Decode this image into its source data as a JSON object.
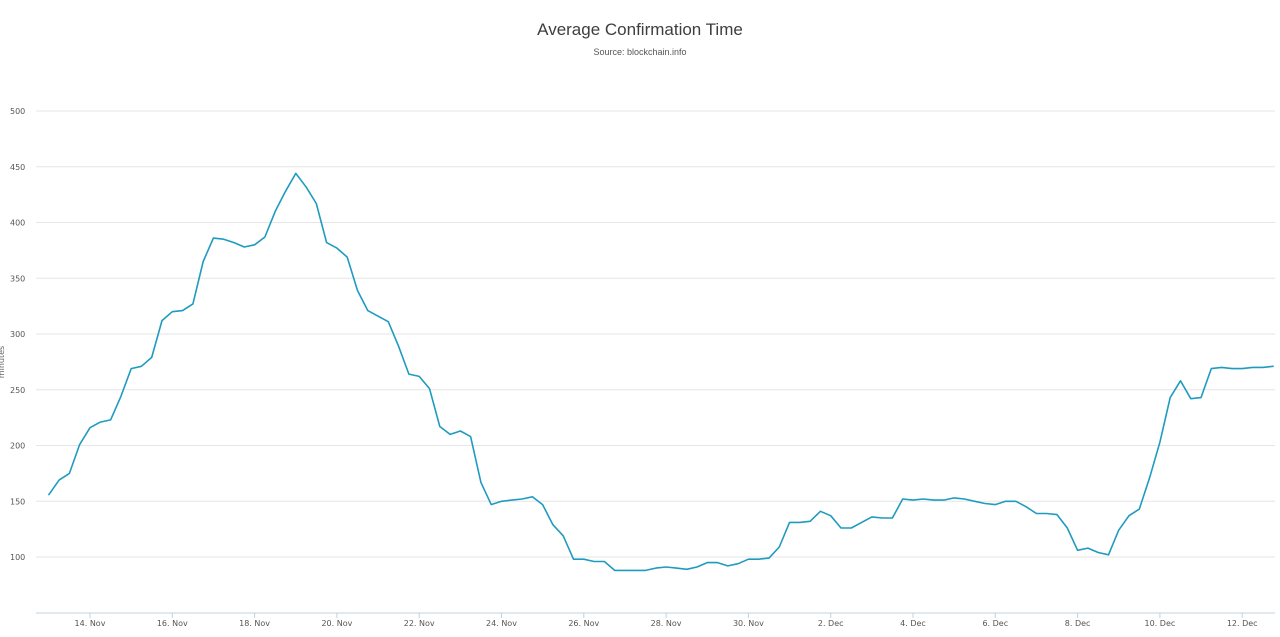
{
  "chart_data": {
    "type": "line",
    "title": "Average Confirmation Time",
    "subtitle": "Source: blockchain.info",
    "ylabel": "minutes",
    "xlabel": "",
    "ylim": [
      50,
      500
    ],
    "y_ticks": [
      100,
      150,
      200,
      250,
      300,
      350,
      400,
      450,
      500
    ],
    "x_ticks": [
      "14. Nov",
      "16. Nov",
      "18. Nov",
      "20. Nov",
      "22. Nov",
      "24. Nov",
      "26. Nov",
      "28. Nov",
      "30. Nov",
      "2. Dec",
      "4. Dec",
      "6. Dec",
      "8. Dec",
      "10. Dec",
      "12. Dec"
    ],
    "x_start": "13. Nov",
    "x_step_days": 0.25,
    "grid": true,
    "line_color": "#1f9bbf",
    "series": [
      {
        "values": [
          156,
          169,
          175,
          201,
          216,
          221,
          223,
          244,
          269,
          271,
          279,
          312,
          320,
          321,
          327,
          365,
          386,
          385,
          382,
          378,
          380,
          387,
          410,
          428,
          444,
          432,
          417,
          382,
          377,
          369,
          339,
          321,
          316,
          311,
          289,
          264,
          262,
          251,
          217,
          210,
          213,
          208,
          167,
          147,
          150,
          151,
          152,
          154,
          147,
          129,
          119,
          98,
          98,
          96,
          96,
          88,
          88,
          88,
          88,
          90,
          91,
          90,
          89,
          91,
          95,
          95,
          92,
          94,
          98,
          98,
          99,
          109,
          131,
          131,
          132,
          141,
          137,
          126,
          126,
          131,
          136,
          135,
          135,
          152,
          151,
          152,
          151,
          151,
          153,
          152,
          150,
          148,
          147,
          150,
          150,
          145,
          139,
          139,
          138,
          126,
          106,
          108,
          104,
          102,
          124,
          137,
          143,
          171,
          203,
          243,
          258,
          242,
          243,
          269,
          270,
          269,
          269,
          270,
          270,
          271
        ]
      }
    ]
  }
}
========
● TO DO:
Output each line exactly; omit every picture.

● THE OUTPUT:
Decode this image into its source data as a JSON object.
{
  "chart_data": {
    "type": "line",
    "title": "Average Confirmation Time",
    "subtitle": "Source: blockchain.info",
    "ylabel": "minutes",
    "xlabel": "",
    "ylim": [
      50,
      500
    ],
    "y_ticks": [
      100,
      150,
      200,
      250,
      300,
      350,
      400,
      450,
      500
    ],
    "x_ticks": [
      "14. Nov",
      "16. Nov",
      "18. Nov",
      "20. Nov",
      "22. Nov",
      "24. Nov",
      "26. Nov",
      "28. Nov",
      "30. Nov",
      "2. Dec",
      "4. Dec",
      "6. Dec",
      "8. Dec",
      "10. Dec",
      "12. Dec"
    ],
    "x_start": "13. Nov",
    "x_step_days": 0.25,
    "grid": true,
    "line_color": "#1f9bbf",
    "series": [
      {
        "values": [
          156,
          169,
          175,
          201,
          216,
          221,
          223,
          244,
          269,
          271,
          279,
          312,
          320,
          321,
          327,
          365,
          386,
          385,
          382,
          378,
          380,
          387,
          410,
          428,
          444,
          432,
          417,
          382,
          377,
          369,
          339,
          321,
          316,
          311,
          289,
          264,
          262,
          251,
          217,
          210,
          213,
          208,
          167,
          147,
          150,
          151,
          152,
          154,
          147,
          129,
          119,
          98,
          98,
          96,
          96,
          88,
          88,
          88,
          88,
          90,
          91,
          90,
          89,
          91,
          95,
          95,
          92,
          94,
          98,
          98,
          99,
          109,
          131,
          131,
          132,
          141,
          137,
          126,
          126,
          131,
          136,
          135,
          135,
          152,
          151,
          152,
          151,
          151,
          153,
          152,
          150,
          148,
          147,
          150,
          150,
          145,
          139,
          139,
          138,
          126,
          106,
          108,
          104,
          102,
          124,
          137,
          143,
          171,
          203,
          243,
          258,
          242,
          243,
          269,
          270,
          269,
          269,
          270,
          270,
          271
        ]
      }
    ]
  }
}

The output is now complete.